** Stated exercise **
Please print the material below again, every line unchanged and in the same order.
======== Supplied data
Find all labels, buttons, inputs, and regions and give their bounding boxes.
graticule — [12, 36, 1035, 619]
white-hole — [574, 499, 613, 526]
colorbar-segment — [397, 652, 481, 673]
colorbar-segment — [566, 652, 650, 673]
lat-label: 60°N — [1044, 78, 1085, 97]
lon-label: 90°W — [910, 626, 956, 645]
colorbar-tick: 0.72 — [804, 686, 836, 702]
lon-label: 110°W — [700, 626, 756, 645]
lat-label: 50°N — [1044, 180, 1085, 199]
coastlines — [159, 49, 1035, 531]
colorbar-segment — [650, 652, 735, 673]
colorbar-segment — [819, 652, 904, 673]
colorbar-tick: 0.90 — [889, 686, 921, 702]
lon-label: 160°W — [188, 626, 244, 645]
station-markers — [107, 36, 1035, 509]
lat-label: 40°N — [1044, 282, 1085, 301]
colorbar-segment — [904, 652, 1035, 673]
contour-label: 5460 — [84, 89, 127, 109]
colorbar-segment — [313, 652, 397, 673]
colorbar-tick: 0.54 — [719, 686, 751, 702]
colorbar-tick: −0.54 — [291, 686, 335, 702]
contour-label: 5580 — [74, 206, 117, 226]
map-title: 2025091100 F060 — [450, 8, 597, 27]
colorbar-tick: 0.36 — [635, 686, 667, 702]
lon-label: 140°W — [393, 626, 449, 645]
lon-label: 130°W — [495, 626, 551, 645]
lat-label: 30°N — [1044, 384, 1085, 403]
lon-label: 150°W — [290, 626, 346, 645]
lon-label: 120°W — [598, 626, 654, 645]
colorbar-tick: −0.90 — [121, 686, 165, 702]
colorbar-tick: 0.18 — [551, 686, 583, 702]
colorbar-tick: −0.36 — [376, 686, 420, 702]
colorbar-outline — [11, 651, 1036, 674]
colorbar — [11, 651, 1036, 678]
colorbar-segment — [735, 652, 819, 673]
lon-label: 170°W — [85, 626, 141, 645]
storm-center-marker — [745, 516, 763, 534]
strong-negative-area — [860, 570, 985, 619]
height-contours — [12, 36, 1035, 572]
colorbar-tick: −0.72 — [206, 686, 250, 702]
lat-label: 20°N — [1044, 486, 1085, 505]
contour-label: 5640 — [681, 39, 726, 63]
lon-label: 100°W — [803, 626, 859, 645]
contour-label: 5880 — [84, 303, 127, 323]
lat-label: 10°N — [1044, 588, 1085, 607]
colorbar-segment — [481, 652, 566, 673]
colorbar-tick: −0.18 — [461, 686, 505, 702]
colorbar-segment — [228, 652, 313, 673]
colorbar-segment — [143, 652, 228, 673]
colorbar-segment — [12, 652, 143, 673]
================
** Completed exercise **
Find all labels, buttons, inputs, and regions and give their bounding boxes.
graticule — [12, 36, 1035, 619]
white-hole — [574, 499, 613, 526]
colorbar-segment — [397, 652, 481, 673]
colorbar-segment — [566, 652, 650, 673]
lat-label: 60°N — [1044, 78, 1085, 97]
lon-label: 90°W — [910, 626, 956, 645]
colorbar-tick: 0.72 — [804, 686, 836, 702]
lon-label: 110°W — [700, 626, 756, 645]
lat-label: 50°N — [1044, 180, 1085, 199]
coastlines — [159, 49, 1035, 531]
colorbar-segment — [650, 652, 735, 673]
colorbar-segment — [819, 652, 904, 673]
colorbar-tick: 0.90 — [889, 686, 921, 702]
lon-label: 160°W — [188, 626, 244, 645]
station-markers — [107, 36, 1035, 509]
lat-label: 40°N — [1044, 282, 1085, 301]
colorbar-segment — [904, 652, 1035, 673]
contour-label: 5460 — [84, 89, 127, 109]
colorbar-segment — [313, 652, 397, 673]
colorbar-tick: 0.54 — [719, 686, 751, 702]
colorbar-tick: −0.54 — [291, 686, 335, 702]
contour-label: 5580 — [74, 206, 117, 226]
map-title: 2025091100 F060 — [450, 8, 597, 27]
colorbar-tick: 0.36 — [635, 686, 667, 702]
lon-label: 140°W — [393, 626, 449, 645]
lon-label: 130°W — [495, 626, 551, 645]
lat-label: 30°N — [1044, 384, 1085, 403]
lon-label: 150°W — [290, 626, 346, 645]
lon-label: 120°W — [598, 626, 654, 645]
colorbar-tick: −0.90 — [121, 686, 165, 702]
colorbar-tick: 0.18 — [551, 686, 583, 702]
colorbar-tick: −0.36 — [376, 686, 420, 702]
colorbar-outline — [11, 651, 1036, 674]
colorbar — [11, 651, 1036, 678]
colorbar-segment — [735, 652, 819, 673]
lon-label: 170°W — [85, 626, 141, 645]
storm-center-marker — [745, 516, 763, 534]
strong-negative-area — [860, 570, 985, 619]
height-contours — [12, 36, 1035, 572]
colorbar-tick: −0.72 — [206, 686, 250, 702]
lat-label: 20°N — [1044, 486, 1085, 505]
contour-label: 5640 — [681, 39, 726, 63]
lon-label: 100°W — [803, 626, 859, 645]
contour-label: 5880 — [84, 303, 127, 323]
lat-label: 10°N — [1044, 588, 1085, 607]
colorbar-segment — [481, 652, 566, 673]
colorbar-tick: −0.18 — [461, 686, 505, 702]
colorbar-segment — [228, 652, 313, 673]
colorbar-segment — [143, 652, 228, 673]
colorbar-segment — [12, 652, 143, 673]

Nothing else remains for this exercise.